# What is being asked
Take every line that has the string "cost" and copy it out.

== Input material ==

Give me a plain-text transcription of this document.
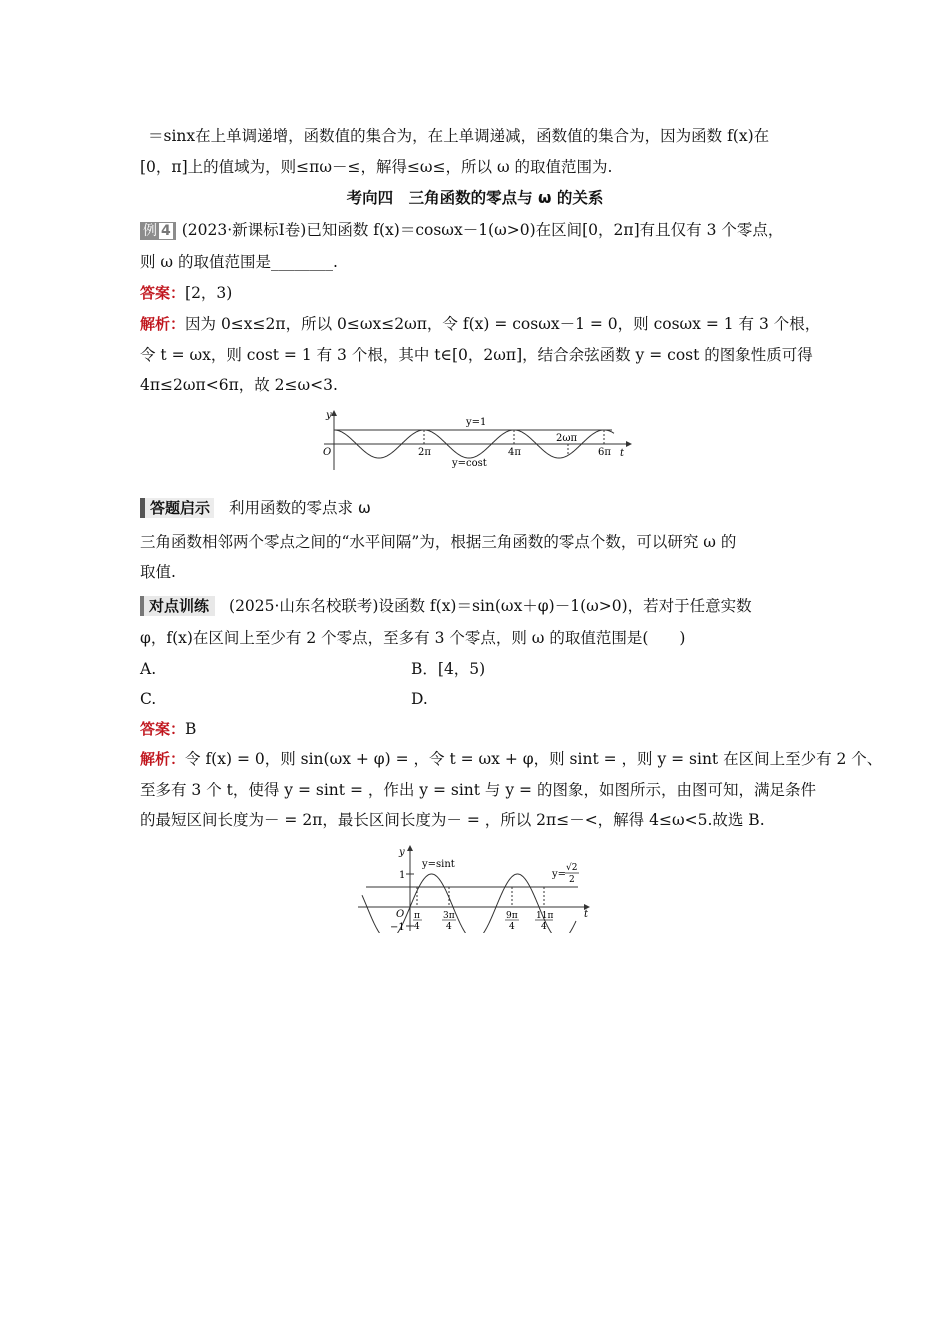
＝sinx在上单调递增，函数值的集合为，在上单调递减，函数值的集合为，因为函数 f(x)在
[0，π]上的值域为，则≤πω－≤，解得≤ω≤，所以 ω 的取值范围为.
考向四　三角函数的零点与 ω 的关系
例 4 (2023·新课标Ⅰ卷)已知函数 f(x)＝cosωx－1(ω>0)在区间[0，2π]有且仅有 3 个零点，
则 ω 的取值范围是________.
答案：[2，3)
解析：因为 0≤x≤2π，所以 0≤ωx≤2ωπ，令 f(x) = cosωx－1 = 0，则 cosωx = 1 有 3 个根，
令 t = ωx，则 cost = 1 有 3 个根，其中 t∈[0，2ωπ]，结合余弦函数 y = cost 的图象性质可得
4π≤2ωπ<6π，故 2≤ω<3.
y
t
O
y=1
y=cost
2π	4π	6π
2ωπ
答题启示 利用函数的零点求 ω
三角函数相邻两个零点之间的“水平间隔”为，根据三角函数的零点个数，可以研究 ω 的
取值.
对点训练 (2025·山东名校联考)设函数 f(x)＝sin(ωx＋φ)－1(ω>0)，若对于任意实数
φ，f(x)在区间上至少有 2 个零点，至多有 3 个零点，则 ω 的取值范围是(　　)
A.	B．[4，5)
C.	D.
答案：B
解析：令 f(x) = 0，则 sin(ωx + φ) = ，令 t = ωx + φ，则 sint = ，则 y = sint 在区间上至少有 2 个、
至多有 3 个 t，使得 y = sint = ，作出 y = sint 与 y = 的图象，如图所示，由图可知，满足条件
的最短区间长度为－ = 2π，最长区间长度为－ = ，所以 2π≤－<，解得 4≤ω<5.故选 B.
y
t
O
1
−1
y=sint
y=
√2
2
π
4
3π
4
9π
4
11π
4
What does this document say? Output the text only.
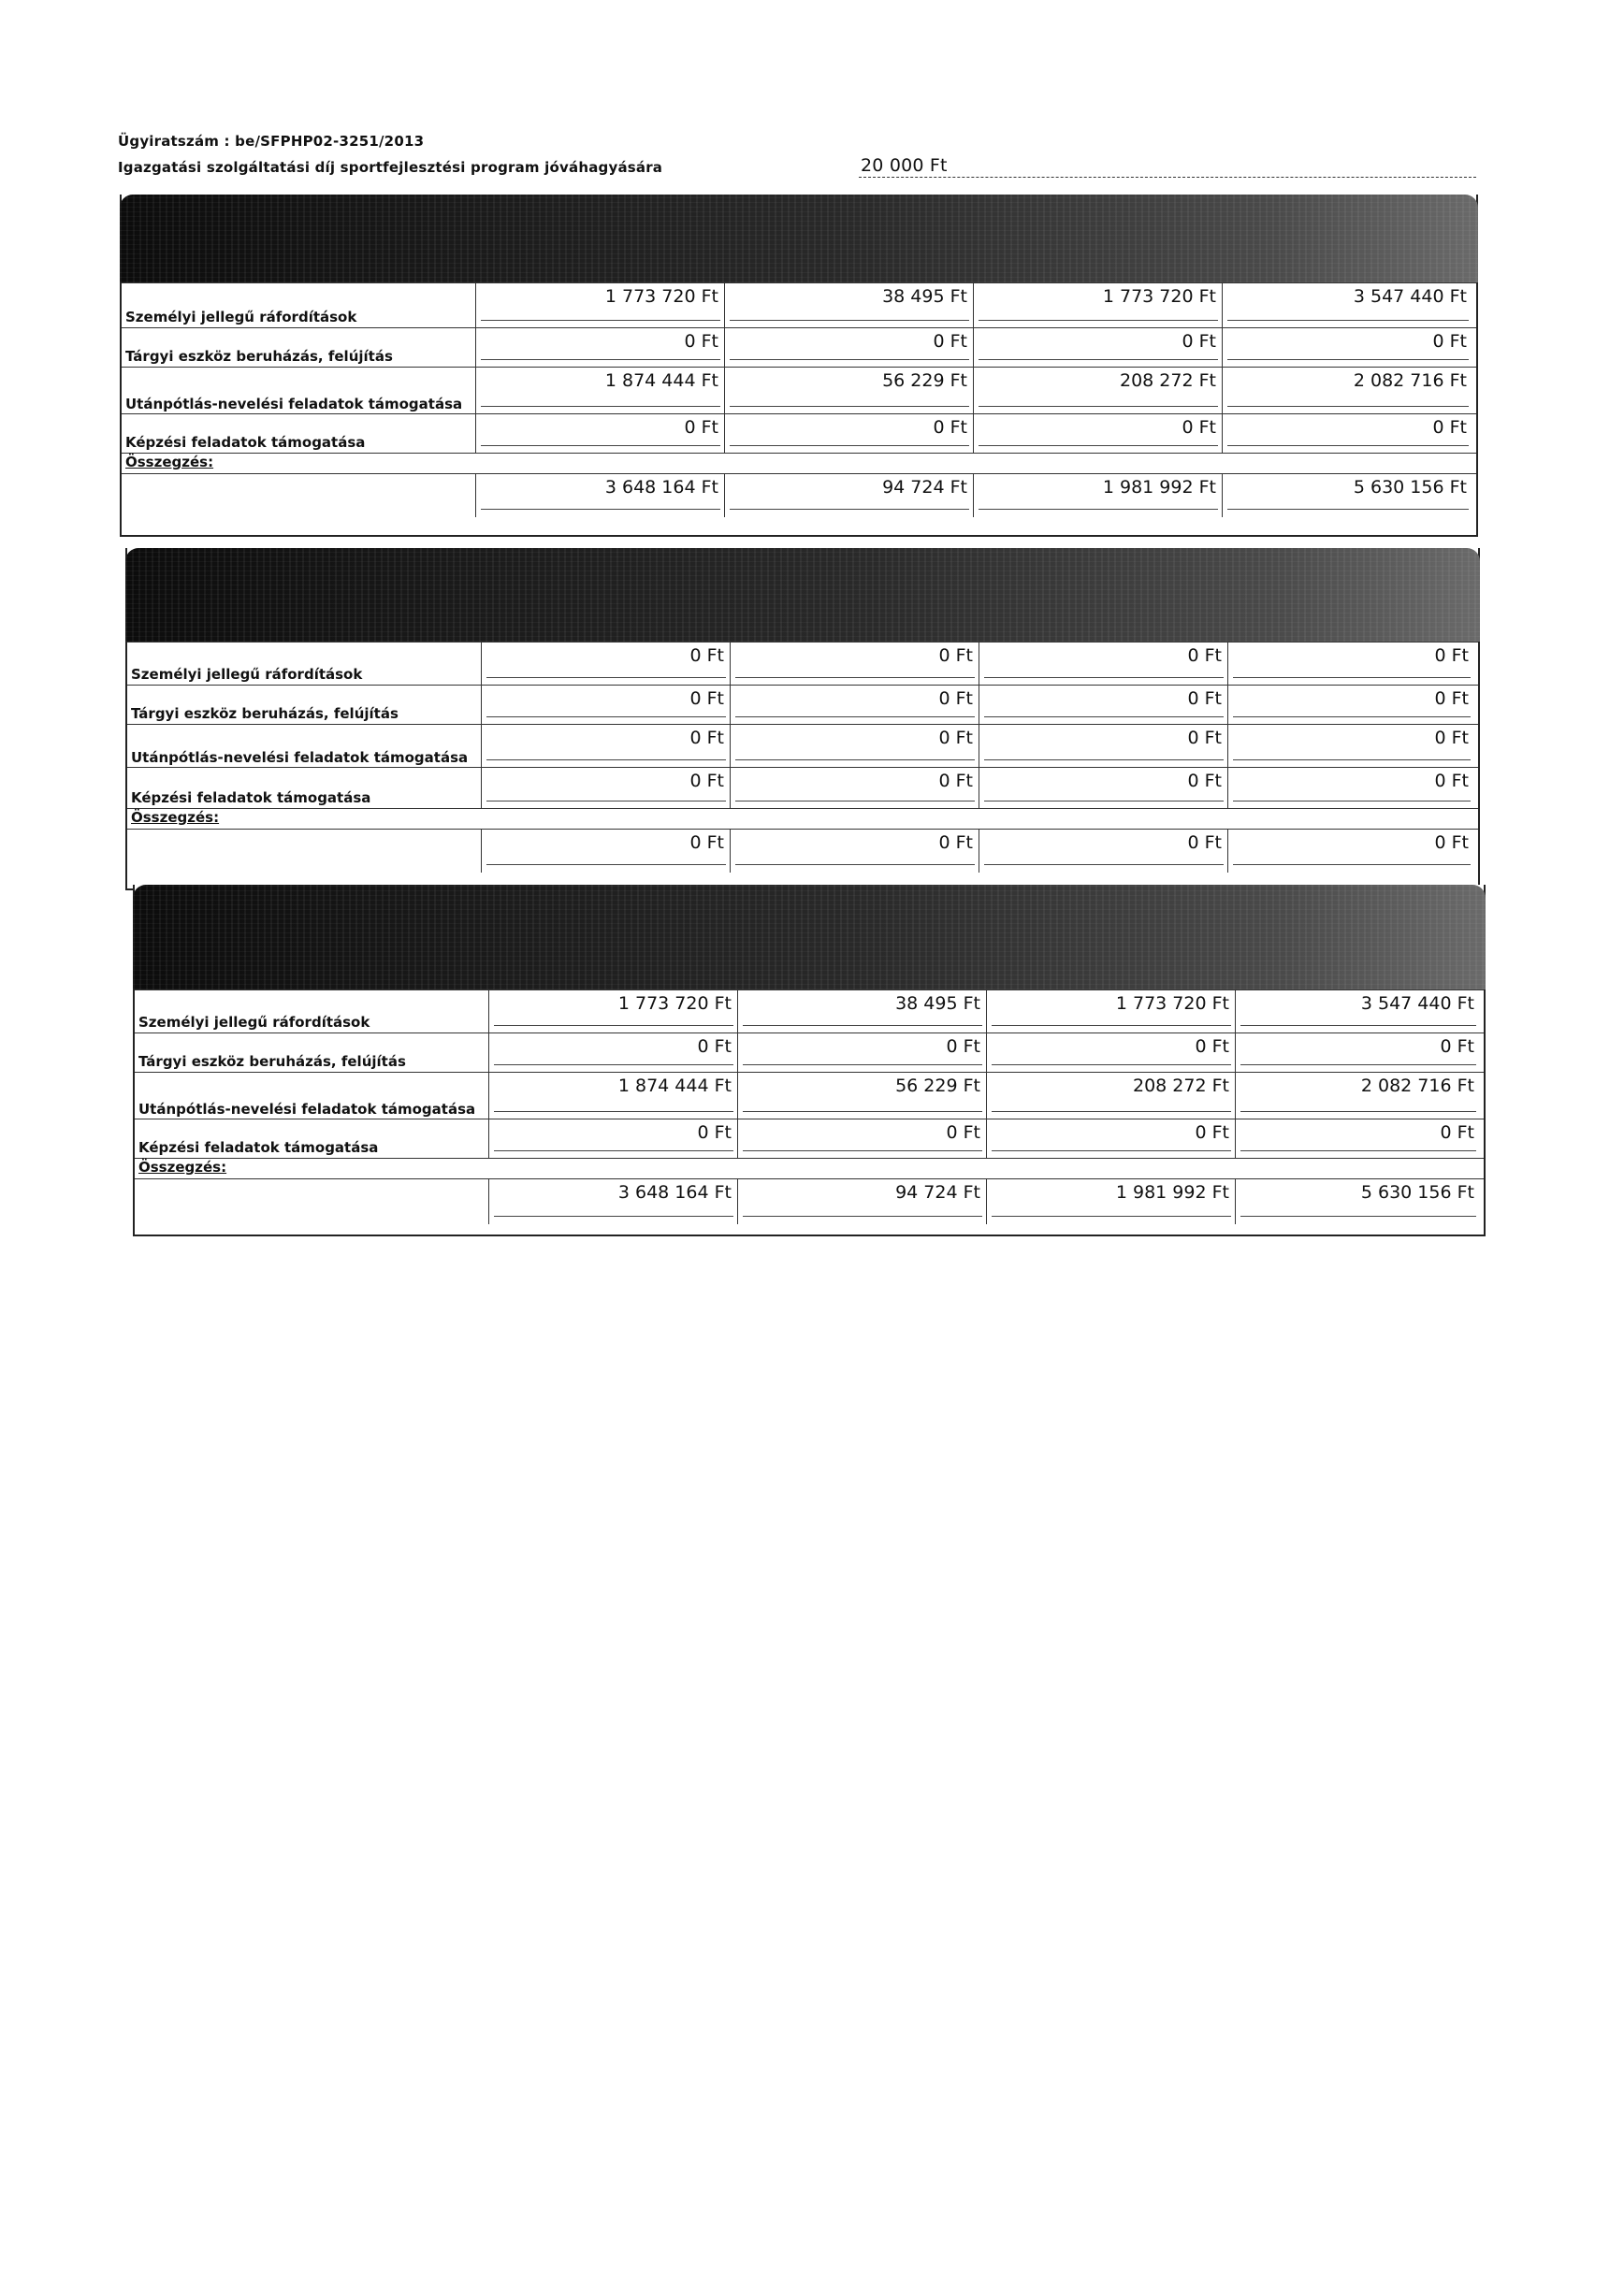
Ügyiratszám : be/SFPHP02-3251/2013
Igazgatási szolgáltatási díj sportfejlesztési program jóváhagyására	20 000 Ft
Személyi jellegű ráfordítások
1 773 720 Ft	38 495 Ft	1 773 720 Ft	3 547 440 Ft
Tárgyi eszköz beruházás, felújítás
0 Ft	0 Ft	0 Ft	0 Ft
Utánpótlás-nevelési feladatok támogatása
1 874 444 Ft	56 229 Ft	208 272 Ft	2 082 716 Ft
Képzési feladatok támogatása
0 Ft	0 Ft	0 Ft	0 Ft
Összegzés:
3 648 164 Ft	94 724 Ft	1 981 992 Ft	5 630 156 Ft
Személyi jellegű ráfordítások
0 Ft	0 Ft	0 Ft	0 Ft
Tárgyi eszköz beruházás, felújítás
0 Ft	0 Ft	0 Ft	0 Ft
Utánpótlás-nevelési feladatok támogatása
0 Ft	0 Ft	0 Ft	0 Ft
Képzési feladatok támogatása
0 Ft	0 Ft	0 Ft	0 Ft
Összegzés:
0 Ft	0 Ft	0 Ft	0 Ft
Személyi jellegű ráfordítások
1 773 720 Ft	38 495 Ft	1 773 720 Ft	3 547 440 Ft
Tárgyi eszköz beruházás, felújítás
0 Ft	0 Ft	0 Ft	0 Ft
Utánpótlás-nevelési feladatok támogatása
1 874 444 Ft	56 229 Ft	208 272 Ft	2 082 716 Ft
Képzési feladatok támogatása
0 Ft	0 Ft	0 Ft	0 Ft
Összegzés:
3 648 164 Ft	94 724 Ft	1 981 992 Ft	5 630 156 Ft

===
== Input material ==

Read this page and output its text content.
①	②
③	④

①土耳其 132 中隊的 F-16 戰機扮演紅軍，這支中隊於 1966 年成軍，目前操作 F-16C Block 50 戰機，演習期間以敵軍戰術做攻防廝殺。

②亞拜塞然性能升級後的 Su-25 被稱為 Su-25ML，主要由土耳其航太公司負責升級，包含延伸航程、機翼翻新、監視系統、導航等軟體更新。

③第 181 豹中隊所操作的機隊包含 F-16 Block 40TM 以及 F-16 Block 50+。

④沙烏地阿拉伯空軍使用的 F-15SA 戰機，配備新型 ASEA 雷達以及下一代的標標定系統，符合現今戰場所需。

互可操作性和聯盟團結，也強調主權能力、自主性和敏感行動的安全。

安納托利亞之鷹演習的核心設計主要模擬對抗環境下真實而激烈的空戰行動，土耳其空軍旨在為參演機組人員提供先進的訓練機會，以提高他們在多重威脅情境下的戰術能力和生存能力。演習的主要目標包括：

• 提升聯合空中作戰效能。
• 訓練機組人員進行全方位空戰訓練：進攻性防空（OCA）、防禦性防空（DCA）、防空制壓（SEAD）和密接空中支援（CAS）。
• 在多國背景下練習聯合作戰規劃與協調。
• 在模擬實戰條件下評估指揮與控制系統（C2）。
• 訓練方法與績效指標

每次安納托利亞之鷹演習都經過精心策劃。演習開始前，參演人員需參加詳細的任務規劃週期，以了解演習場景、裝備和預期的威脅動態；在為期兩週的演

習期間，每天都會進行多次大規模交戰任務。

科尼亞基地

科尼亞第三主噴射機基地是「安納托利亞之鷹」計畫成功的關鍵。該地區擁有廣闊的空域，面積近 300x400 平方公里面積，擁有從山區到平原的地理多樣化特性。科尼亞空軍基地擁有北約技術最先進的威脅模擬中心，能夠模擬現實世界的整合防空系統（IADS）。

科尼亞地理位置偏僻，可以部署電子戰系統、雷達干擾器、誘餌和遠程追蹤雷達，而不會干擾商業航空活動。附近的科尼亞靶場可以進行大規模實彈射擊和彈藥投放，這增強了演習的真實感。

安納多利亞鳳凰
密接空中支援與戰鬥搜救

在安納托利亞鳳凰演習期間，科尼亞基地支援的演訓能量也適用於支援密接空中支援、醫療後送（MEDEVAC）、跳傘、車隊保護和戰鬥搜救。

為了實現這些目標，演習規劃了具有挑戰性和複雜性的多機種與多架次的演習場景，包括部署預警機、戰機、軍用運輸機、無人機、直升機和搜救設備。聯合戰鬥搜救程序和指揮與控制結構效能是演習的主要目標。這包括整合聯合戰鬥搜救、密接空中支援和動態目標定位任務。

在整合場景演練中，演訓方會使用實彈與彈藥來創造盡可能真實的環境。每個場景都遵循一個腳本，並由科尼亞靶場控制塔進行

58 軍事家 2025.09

===
== Input material ==

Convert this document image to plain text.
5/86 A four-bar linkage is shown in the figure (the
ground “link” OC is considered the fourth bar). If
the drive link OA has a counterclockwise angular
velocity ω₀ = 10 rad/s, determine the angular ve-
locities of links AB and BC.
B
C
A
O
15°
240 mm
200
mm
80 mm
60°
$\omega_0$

===

# Result for this task
令 t = ωx，则 cost = 1 有 3 个根，其中 t∈[0，2ωπ]，结合余弦函数 y = cost 的图象性质可得
y=cost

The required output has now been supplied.